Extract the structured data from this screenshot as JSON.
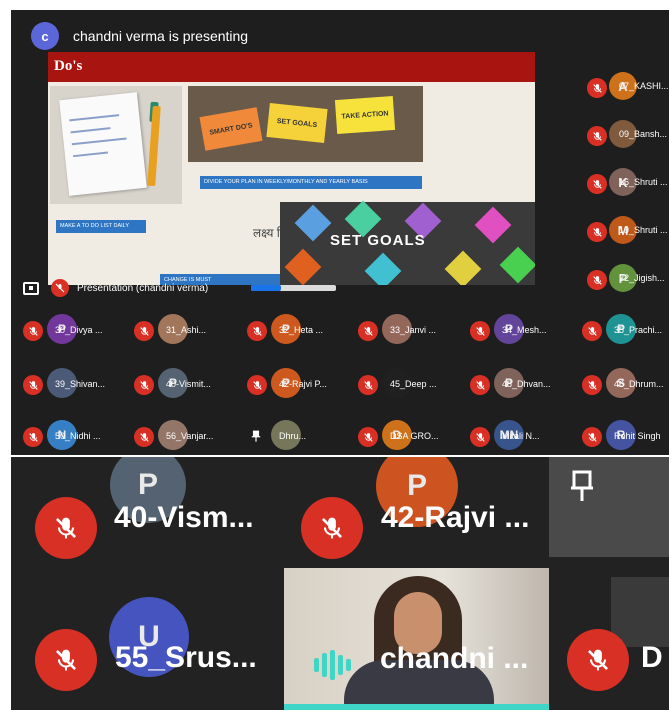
{
  "top": {
    "presenter_avatar": "c",
    "presenting_text": "chandni verma is presenting",
    "slide": {
      "title": "Do's",
      "sticky_notes": [
        "SMART DO'S",
        "SET GOALS",
        "TAKE ACTION"
      ],
      "box_divide": "DIVIDE YOUR PLAN IN WEEKLY/MONTHLY AND YEARLY BASIS",
      "box_todo": "MAKE A TO DO LIST DAILY",
      "box_third": "CHANGE IS MUST",
      "goals_text": "SET GOALS",
      "hindi_text": "लक्ष्य निर्धारित"
    },
    "presentation_label": "Presentation (chandni verma)",
    "presentation_progress": 0.35,
    "side_participants": [
      {
        "name": "07_KASHI...",
        "initial": "A",
        "color": "#e07b1a"
      },
      {
        "name": "09_Bansh...",
        "initial": "",
        "color": "#8a6040"
      },
      {
        "name": "16_Shruti ...",
        "initial": "K",
        "color": "#8a6a60"
      },
      {
        "name": "19_Shruti ...",
        "initial": "M",
        "color": "#d0601a"
      },
      {
        "name": "22_Jigish...",
        "initial": "P",
        "color": "#6aa040"
      }
    ],
    "grid_participants": [
      {
        "name": "30_Divya ...",
        "initial": "P",
        "color": "#7c3aa8",
        "mic": true
      },
      {
        "name": "31_Ashi...",
        "initial": "",
        "color": "#b08060",
        "mic": true
      },
      {
        "name": "32_Heta ...",
        "initial": "P",
        "color": "#e06020",
        "mic": true
      },
      {
        "name": "33_Janvi ...",
        "initial": "",
        "color": "#a07060",
        "mic": true
      },
      {
        "name": "34_Mesh...",
        "initial": "P",
        "color": "#6a4aa8",
        "mic": true
      },
      {
        "name": "35_Prachi...",
        "initial": "P",
        "color": "#20a0a0",
        "mic": true
      },
      {
        "name": "39_Shivan...",
        "initial": "",
        "color": "#506080",
        "mic": true
      },
      {
        "name": "40-Vismit...",
        "initial": "P",
        "color": "#5a6a7a",
        "mic": true
      },
      {
        "name": "42-Rajvi P...",
        "initial": "P",
        "color": "#e06020",
        "mic": true
      },
      {
        "name": "45_Deep ...",
        "initial": "",
        "color": "#202020",
        "mic": true
      },
      {
        "name": "48_Dhvan...",
        "initial": "P",
        "color": "#8a6a60",
        "mic": true
      },
      {
        "name": "46_Dhrum...",
        "initial": "S",
        "color": "#a07060",
        "mic": true
      },
      {
        "name": "50_Nidhi ...",
        "initial": "N",
        "color": "#3a8ad8",
        "mic": true
      },
      {
        "name": "56_Vanjar...",
        "initial": "",
        "color": "#a08070",
        "mic": true
      },
      {
        "name": "Dhru...",
        "initial": "",
        "color": "#808060",
        "mic": false
      },
      {
        "name": "DSA GRO...",
        "initial": "D",
        "color": "#e07b1a",
        "mic": true
      },
      {
        "name": "Mitali N...",
        "initial": "MN",
        "color": "#3a5a98",
        "mic": true
      },
      {
        "name": "Rohit Singh",
        "initial": "R",
        "color": "#4a5ab0",
        "mic": true
      }
    ]
  },
  "bottom": {
    "tiles": [
      {
        "name": "40-Vism...",
        "initial": "P",
        "color": "#5a6a7a"
      },
      {
        "name": "42-Rajvi ...",
        "initial": "P",
        "color": "#e05a20"
      },
      {
        "name": "55_Srus...",
        "initial": "U",
        "color": "#4a5ad0"
      },
      {
        "name": "chandni ...",
        "initial": "",
        "color": ""
      },
      {
        "name": "D",
        "initial": "",
        "color": ""
      }
    ]
  },
  "colors": {
    "mic_red": "#d93025",
    "background": "#1e1e1e",
    "speaking": "#3fd6c8",
    "slide_title": "#a8140f"
  }
}
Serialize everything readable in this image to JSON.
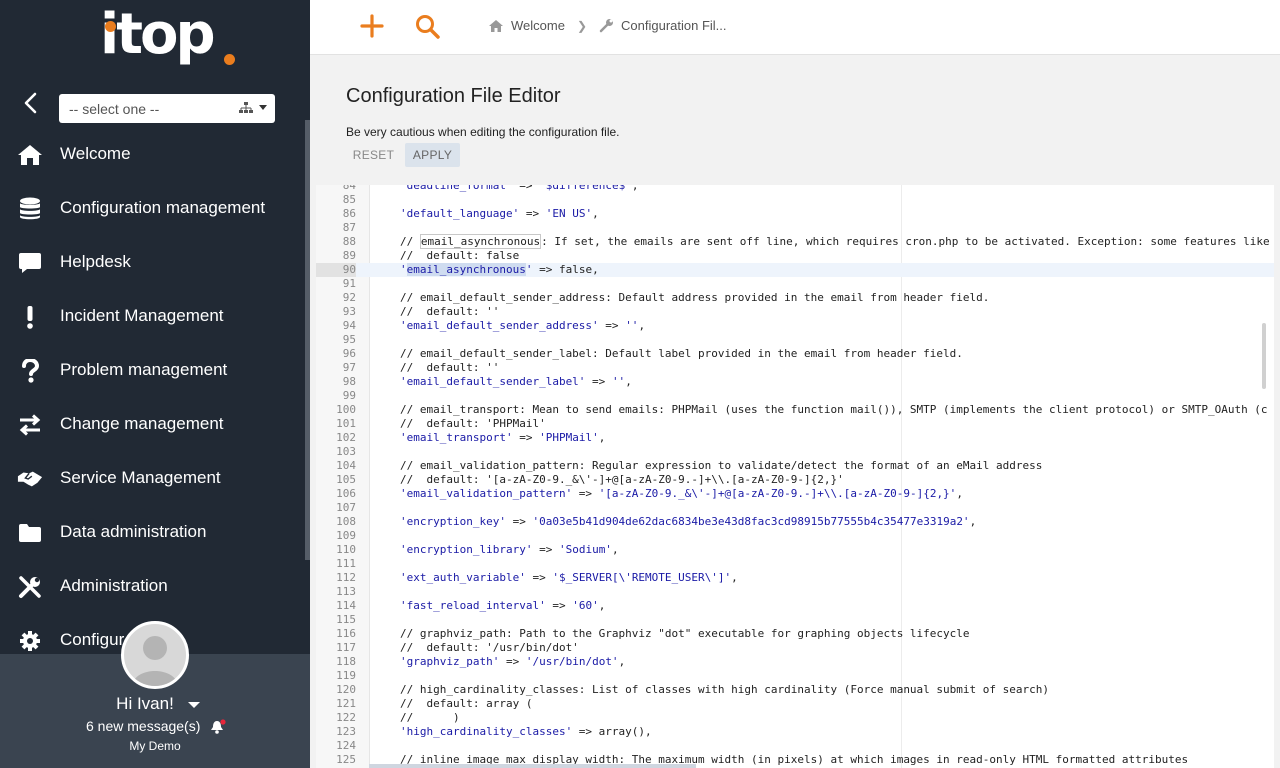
{
  "sidebar": {
    "logo": "itop",
    "org_select": "-- select one --",
    "menu": [
      {
        "label": "Welcome",
        "icon": "home-icon"
      },
      {
        "label": "Configuration management",
        "icon": "database-icon"
      },
      {
        "label": "Helpdesk",
        "icon": "chat-icon"
      },
      {
        "label": "Incident Management",
        "icon": "exclamation-icon"
      },
      {
        "label": "Problem management",
        "icon": "question-icon"
      },
      {
        "label": "Change management",
        "icon": "exchange-icon"
      },
      {
        "label": "Service Management",
        "icon": "handshake-icon"
      },
      {
        "label": "Data administration",
        "icon": "folder-icon"
      },
      {
        "label": "Administration",
        "icon": "tools-icon"
      },
      {
        "label": "Configur",
        "icon": "gear-icon"
      }
    ],
    "user": {
      "greeting": "Hi Ivan!",
      "messages": "6 new message(s)",
      "org": "My Demo"
    }
  },
  "topbar": {
    "breadcrumbs": [
      "Welcome",
      "Configuration Fil..."
    ]
  },
  "page": {
    "title": "Configuration File Editor",
    "warning": "Be very cautious when editing the configuration file.",
    "reset_label": "RESET",
    "apply_label": "APPLY"
  },
  "editor": {
    "active_line": 90,
    "lines": [
      {
        "n": "84",
        "t": "'deadline_format' => '$difference$',"
      },
      {
        "n": "85",
        "t": ""
      },
      {
        "n": "86",
        "t": "'default_language' => 'EN US',"
      },
      {
        "n": "87",
        "t": ""
      },
      {
        "n": "88",
        "t": "// email_asynchronous: If set, the emails are sent off line, which requires cron.php to be activated. Exception: some features like"
      },
      {
        "n": "89",
        "t": "//  default: false"
      },
      {
        "n": "90",
        "t": "'email_asynchronous' => false,"
      },
      {
        "n": "91",
        "t": ""
      },
      {
        "n": "92",
        "t": "// email_default_sender_address: Default address provided in the email from header field."
      },
      {
        "n": "93",
        "t": "//  default: ''"
      },
      {
        "n": "94",
        "t": "'email_default_sender_address' => '',"
      },
      {
        "n": "95",
        "t": ""
      },
      {
        "n": "96",
        "t": "// email_default_sender_label: Default label provided in the email from header field."
      },
      {
        "n": "97",
        "t": "//  default: ''"
      },
      {
        "n": "98",
        "t": "'email_default_sender_label' => '',"
      },
      {
        "n": "99",
        "t": ""
      },
      {
        "n": "100",
        "t": "// email_transport: Mean to send emails: PHPMail (uses the function mail()), SMTP (implements the client protocol) or SMTP_OAuth (c"
      },
      {
        "n": "101",
        "t": "//  default: 'PHPMail'"
      },
      {
        "n": "102",
        "t": "'email_transport' => 'PHPMail',"
      },
      {
        "n": "103",
        "t": ""
      },
      {
        "n": "104",
        "t": "// email_validation_pattern: Regular expression to validate/detect the format of an eMail address"
      },
      {
        "n": "105",
        "t": "//  default: '[a-zA-Z0-9._&\\'-]+@[a-zA-Z0-9.-]+\\\\.[a-zA-Z0-9-]{2,}'"
      },
      {
        "n": "106",
        "t": "'email_validation_pattern' => '[a-zA-Z0-9._&\\'-]+@[a-zA-Z0-9.-]+\\\\.[a-zA-Z0-9-]{2,}',"
      },
      {
        "n": "107",
        "t": ""
      },
      {
        "n": "108",
        "t": "'encryption_key' => '0a03e5b41d904de62dac6834be3e43d8fac3cd98915b77555b4c35477e3319a2',"
      },
      {
        "n": "109",
        "t": ""
      },
      {
        "n": "110",
        "t": "'encryption_library' => 'Sodium',"
      },
      {
        "n": "111",
        "t": ""
      },
      {
        "n": "112",
        "t": "'ext_auth_variable' => '$_SERVER[\\'REMOTE_USER\\']',"
      },
      {
        "n": "113",
        "t": ""
      },
      {
        "n": "114",
        "t": "'fast_reload_interval' => '60',"
      },
      {
        "n": "115",
        "t": ""
      },
      {
        "n": "116",
        "t": "// graphviz_path: Path to the Graphviz \"dot\" executable for graphing objects lifecycle"
      },
      {
        "n": "117",
        "t": "//  default: '/usr/bin/dot'"
      },
      {
        "n": "118",
        "t": "'graphviz_path' => '/usr/bin/dot',"
      },
      {
        "n": "119",
        "t": ""
      },
      {
        "n": "120",
        "t": "// high_cardinality_classes: List of classes with high cardinality (Force manual submit of search)"
      },
      {
        "n": "121",
        "t": "//  default: array ("
      },
      {
        "n": "122",
        "t": "//      )"
      },
      {
        "n": "123",
        "t": "'high_cardinality_classes' => array(),"
      },
      {
        "n": "124",
        "t": ""
      },
      {
        "n": "125",
        "t": "// inline_image_max_display_width: The maximum width (in pixels) at which images in read-only HTML formatted attributes"
      }
    ]
  }
}
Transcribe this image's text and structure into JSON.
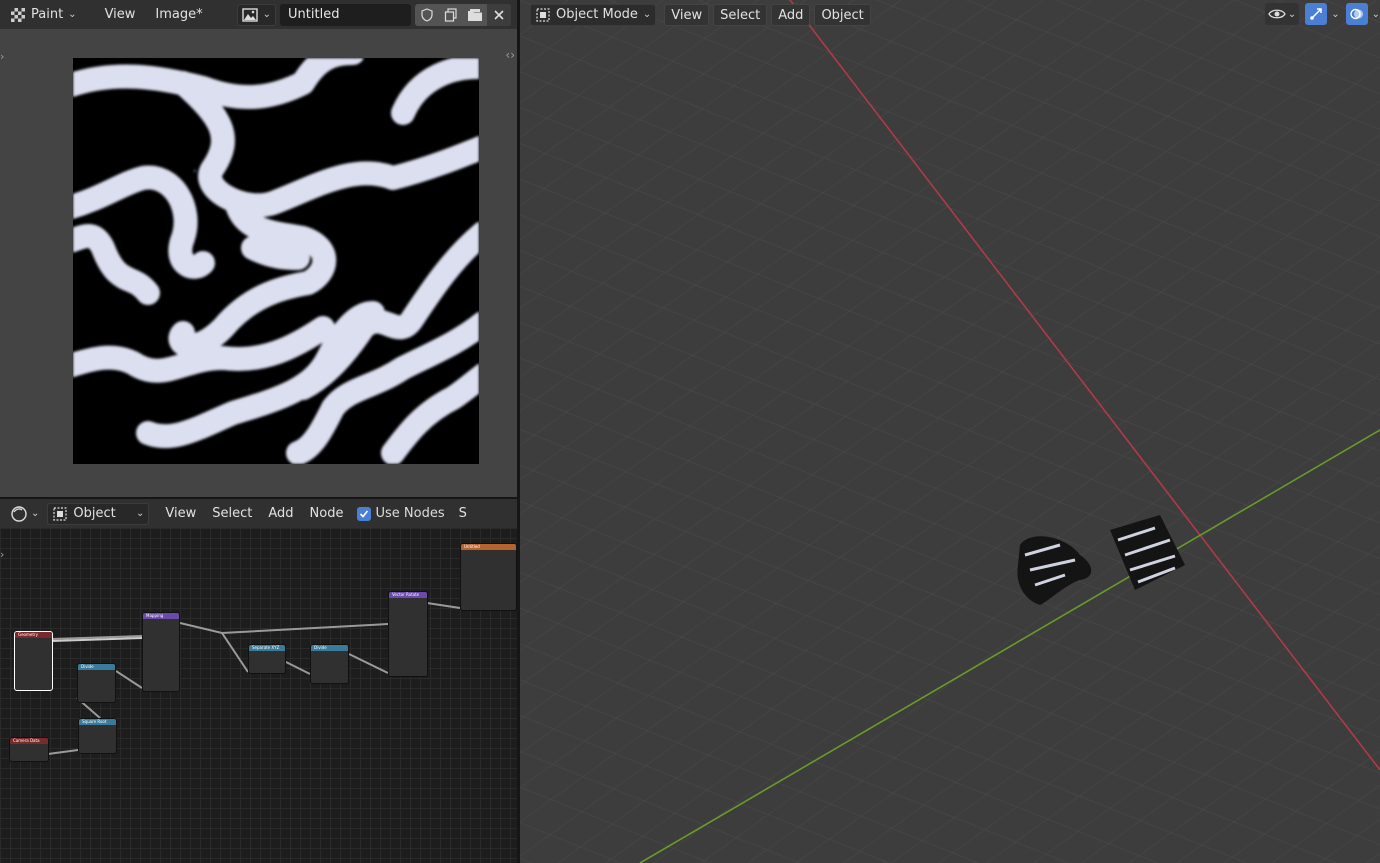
━━━━━━
_Instruction_
Where a line above includes "header", copy that line.

_Result of the exercise_
        "t": "// email_default_sender_address: Default address provided in the email from header field."
        "t": "// email_default_sender_label: Default label provided in the email from header field."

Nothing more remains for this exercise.